== EXERCISE TASK ==
Express the lines from the first one up to and including the line containing "blue-gem-icon: [518, 132, 562, 180]" as a Markdown table with the columns Row and Line. Number each row and leave out any blank lines.

Excerpts from a layout annotation set:
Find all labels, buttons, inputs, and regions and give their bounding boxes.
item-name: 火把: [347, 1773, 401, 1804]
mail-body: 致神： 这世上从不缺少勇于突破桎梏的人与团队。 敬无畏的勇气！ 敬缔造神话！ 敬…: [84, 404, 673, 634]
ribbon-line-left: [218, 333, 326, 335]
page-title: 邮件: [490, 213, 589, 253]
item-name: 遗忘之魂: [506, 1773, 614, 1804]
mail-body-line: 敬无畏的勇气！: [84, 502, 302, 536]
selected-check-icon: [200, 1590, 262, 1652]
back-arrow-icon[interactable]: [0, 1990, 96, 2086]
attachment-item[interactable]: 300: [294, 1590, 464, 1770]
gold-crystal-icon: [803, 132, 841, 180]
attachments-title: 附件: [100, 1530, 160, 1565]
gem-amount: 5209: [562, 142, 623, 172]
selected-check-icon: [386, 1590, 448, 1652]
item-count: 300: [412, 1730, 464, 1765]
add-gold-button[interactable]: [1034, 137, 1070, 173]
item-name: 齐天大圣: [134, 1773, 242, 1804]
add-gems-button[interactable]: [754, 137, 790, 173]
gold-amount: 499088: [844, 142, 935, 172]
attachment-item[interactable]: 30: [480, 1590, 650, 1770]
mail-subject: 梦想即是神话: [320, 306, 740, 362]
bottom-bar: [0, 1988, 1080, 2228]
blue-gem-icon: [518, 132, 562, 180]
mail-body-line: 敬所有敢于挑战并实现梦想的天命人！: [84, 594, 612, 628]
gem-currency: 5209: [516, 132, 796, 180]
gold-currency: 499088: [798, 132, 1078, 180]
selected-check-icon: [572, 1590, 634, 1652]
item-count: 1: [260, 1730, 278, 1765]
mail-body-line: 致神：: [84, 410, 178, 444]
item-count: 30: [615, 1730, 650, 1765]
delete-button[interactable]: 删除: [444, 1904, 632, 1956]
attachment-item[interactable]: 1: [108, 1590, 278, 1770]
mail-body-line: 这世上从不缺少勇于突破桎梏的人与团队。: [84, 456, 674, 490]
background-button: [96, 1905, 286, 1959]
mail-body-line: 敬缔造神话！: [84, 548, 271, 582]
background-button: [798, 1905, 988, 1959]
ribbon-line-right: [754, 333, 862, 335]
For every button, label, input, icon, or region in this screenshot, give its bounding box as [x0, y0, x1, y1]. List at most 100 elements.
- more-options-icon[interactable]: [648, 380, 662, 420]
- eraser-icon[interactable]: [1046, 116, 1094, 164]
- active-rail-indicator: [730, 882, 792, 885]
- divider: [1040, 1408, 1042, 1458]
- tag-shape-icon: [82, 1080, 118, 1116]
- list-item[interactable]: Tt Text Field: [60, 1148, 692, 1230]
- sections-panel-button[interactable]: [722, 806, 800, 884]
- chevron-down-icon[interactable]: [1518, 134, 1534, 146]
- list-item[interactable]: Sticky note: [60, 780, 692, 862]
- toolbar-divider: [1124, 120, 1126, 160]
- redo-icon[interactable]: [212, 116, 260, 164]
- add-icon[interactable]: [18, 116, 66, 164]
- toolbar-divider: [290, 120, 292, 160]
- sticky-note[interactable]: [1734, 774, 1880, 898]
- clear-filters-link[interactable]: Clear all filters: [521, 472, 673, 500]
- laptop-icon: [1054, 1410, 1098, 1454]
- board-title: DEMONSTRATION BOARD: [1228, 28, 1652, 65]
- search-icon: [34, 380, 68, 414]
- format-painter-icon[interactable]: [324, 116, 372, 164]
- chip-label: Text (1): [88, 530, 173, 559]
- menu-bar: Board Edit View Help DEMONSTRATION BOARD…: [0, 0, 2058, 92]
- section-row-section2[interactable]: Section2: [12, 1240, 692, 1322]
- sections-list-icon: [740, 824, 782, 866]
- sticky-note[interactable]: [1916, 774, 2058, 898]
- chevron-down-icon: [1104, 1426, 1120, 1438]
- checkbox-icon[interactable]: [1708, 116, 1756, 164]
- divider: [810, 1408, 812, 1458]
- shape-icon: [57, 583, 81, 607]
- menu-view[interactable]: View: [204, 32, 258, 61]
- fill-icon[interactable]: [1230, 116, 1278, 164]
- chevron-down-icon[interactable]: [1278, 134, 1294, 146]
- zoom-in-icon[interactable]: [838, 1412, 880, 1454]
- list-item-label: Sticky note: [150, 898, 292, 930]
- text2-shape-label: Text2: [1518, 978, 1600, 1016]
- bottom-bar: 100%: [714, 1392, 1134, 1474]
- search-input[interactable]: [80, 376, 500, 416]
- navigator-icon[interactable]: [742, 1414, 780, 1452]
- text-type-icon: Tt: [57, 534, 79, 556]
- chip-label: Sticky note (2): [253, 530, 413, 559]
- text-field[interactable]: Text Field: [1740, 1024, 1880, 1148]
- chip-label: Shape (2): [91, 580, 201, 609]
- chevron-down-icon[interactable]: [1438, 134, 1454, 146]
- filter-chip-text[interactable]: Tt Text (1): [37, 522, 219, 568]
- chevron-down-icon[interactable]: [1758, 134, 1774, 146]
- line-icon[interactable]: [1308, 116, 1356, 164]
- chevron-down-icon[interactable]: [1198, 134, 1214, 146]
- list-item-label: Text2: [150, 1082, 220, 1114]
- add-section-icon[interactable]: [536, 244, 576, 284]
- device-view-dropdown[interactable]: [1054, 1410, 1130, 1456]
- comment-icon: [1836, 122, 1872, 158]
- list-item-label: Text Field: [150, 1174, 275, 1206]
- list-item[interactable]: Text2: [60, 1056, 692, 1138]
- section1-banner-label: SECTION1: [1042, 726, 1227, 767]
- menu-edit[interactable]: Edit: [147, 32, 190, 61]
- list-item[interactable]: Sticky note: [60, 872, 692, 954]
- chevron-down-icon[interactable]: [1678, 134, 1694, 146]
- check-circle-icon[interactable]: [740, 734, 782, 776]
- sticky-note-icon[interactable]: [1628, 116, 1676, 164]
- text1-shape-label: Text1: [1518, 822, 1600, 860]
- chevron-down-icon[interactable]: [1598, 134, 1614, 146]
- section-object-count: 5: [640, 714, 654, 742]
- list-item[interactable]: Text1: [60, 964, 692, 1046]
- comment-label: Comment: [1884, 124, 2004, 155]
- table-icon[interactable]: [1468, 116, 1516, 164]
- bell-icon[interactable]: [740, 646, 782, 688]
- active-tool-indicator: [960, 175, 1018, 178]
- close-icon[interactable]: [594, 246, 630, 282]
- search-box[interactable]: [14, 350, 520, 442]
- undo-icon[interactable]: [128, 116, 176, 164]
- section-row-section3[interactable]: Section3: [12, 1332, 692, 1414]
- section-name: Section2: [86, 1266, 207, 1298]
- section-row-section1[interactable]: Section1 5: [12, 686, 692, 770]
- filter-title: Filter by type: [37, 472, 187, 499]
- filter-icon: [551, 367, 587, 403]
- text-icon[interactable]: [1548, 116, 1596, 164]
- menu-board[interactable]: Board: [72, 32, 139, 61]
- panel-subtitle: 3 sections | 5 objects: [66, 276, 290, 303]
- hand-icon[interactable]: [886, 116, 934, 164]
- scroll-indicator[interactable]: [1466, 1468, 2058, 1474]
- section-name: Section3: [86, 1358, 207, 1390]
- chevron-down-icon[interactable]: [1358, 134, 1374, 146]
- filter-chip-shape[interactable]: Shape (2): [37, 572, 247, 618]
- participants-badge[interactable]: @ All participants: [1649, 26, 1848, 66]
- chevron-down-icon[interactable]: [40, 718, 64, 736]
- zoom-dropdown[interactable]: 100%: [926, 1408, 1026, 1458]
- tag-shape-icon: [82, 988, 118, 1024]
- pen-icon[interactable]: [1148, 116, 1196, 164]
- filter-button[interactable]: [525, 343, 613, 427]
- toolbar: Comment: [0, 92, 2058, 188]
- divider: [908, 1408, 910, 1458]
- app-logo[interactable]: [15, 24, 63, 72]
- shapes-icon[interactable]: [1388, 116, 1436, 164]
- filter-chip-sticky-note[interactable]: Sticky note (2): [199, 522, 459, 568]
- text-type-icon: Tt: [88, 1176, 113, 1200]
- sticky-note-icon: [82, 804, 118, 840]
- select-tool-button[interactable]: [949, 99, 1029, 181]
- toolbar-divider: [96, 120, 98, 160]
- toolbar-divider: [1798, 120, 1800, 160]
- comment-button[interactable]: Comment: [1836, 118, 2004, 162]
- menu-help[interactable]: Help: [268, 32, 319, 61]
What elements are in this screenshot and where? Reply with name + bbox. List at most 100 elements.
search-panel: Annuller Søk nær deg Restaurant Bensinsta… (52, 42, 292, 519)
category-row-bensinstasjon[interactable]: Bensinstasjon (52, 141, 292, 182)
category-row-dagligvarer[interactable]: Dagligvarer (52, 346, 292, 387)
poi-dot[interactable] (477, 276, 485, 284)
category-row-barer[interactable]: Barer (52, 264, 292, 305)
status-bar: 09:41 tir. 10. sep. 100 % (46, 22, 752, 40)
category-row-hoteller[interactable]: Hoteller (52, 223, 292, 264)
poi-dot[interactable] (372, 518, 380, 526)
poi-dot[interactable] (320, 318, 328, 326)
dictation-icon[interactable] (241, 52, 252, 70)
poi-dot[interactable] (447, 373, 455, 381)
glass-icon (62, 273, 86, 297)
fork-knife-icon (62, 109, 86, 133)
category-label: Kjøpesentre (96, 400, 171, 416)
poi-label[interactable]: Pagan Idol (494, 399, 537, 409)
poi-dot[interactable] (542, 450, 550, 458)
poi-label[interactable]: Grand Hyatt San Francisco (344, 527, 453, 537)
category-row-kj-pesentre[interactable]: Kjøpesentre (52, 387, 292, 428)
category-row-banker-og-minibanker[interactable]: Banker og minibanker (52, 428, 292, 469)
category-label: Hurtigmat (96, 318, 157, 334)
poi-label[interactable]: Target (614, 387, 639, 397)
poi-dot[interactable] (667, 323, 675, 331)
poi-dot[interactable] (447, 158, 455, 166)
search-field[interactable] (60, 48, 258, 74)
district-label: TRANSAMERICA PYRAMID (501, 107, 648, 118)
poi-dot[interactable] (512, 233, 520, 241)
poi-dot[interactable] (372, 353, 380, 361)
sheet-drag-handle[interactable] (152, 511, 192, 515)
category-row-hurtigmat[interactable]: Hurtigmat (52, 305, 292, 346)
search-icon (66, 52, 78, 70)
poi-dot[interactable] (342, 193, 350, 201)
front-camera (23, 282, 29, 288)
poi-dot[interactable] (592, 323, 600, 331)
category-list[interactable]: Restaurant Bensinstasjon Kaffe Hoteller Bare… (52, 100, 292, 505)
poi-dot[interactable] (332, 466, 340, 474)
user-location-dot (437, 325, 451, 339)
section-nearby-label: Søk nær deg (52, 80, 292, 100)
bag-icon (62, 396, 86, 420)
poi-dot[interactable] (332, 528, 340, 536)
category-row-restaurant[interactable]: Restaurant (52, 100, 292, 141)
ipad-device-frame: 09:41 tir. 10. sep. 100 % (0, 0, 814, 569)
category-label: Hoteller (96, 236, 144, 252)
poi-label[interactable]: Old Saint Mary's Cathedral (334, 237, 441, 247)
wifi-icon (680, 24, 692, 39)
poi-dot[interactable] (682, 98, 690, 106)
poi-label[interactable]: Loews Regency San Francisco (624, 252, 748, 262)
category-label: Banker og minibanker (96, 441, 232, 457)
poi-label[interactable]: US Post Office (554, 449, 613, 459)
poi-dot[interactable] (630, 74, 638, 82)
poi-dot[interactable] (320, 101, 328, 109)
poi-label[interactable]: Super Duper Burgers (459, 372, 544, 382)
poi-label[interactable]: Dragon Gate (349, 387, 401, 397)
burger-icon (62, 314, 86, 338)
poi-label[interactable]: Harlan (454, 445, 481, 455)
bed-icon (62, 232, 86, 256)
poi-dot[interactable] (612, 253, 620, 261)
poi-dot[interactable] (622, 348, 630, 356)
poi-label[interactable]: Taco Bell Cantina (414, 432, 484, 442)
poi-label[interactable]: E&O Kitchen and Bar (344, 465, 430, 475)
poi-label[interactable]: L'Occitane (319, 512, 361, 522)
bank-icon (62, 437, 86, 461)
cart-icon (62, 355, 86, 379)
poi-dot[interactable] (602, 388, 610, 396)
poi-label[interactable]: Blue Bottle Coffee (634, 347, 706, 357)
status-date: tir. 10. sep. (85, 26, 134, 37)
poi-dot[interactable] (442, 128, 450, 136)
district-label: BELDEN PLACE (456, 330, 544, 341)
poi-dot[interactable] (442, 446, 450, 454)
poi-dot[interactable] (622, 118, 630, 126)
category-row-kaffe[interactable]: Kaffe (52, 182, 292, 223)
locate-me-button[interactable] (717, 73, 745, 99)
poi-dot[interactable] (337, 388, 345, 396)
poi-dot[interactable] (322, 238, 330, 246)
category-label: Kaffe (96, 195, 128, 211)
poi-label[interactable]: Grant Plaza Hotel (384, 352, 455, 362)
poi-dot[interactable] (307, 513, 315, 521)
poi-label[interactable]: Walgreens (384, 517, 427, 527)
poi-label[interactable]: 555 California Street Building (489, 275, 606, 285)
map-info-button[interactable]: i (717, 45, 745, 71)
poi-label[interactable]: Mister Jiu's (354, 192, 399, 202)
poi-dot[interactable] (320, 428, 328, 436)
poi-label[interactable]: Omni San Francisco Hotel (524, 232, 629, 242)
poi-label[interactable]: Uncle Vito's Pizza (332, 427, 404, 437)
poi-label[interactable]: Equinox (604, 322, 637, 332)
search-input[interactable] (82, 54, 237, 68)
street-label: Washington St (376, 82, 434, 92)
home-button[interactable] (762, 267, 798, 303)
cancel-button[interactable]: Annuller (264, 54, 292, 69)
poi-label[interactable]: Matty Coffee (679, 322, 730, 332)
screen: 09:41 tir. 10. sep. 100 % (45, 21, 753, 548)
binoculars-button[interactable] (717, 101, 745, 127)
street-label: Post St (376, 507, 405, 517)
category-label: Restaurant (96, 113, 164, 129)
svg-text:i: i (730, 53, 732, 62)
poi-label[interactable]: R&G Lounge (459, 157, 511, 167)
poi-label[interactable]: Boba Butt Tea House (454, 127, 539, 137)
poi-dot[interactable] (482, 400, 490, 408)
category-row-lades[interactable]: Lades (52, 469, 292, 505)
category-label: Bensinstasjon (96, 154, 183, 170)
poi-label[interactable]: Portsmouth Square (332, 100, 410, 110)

== CORRECT ANSWER ==
| Row | Line |
|---|---|
| 1 | Find all labels, buttons, inputs, and regions and give their bounding boxes. |
| 2 | item-name: 火把: [347, 1773, 401, 1804] |
| 3 | mail-body: 致神： 这世上从不缺少勇于突破桎梏的人与团队。 敬无畏的勇气！ 敬缔造神话！ 敬…: [84, 404, 673, 634] |
| 4 | ribbon-line-left: [218, 333, 326, 335] |
| 5 | page-title: 邮件: [490, 213, 589, 253] |
| 6 | item-name: 遗忘之魂: [506, 1773, 614, 1804] |
| 7 | mail-body-line: 敬无畏的勇气！: [84, 502, 302, 536] |
| 8 | selected-check-icon: [200, 1590, 262, 1652] |
| 9 | back-arrow-icon[interactable]: [0, 1990, 96, 2086] |
| 10 | attachment-item[interactable]: 300: [294, 1590, 464, 1770] |
| 11 | gold-crystal-icon: [803, 132, 841, 180] |
| 12 | attachments-title: 附件: [100, 1530, 160, 1565] |
| 13 | gem-amount: 5209: [562, 142, 623, 172] |
| 14 | selected-check-icon: [386, 1590, 448, 1652] |
| 15 | item-count: 300: [412, 1730, 464, 1765] |
| 16 | add-gold-button[interactable]: [1034, 137, 1070, 173] |
| 17 | item-name: 齐天大圣: [134, 1773, 242, 1804] |
| 18 | add-gems-button[interactable]: [754, 137, 790, 173] |
| 19 | gold-amount: 499088: [844, 142, 935, 172] |
| 20 | attachment-item[interactable]: 30: [480, 1590, 650, 1770] |
| 21 | mail-subject: 梦想即是神话: [320, 306, 740, 362] |
| 22 | bottom-bar: [0, 1988, 1080, 2228] |
| 23 | blue-gem-icon: [518, 132, 562, 180] |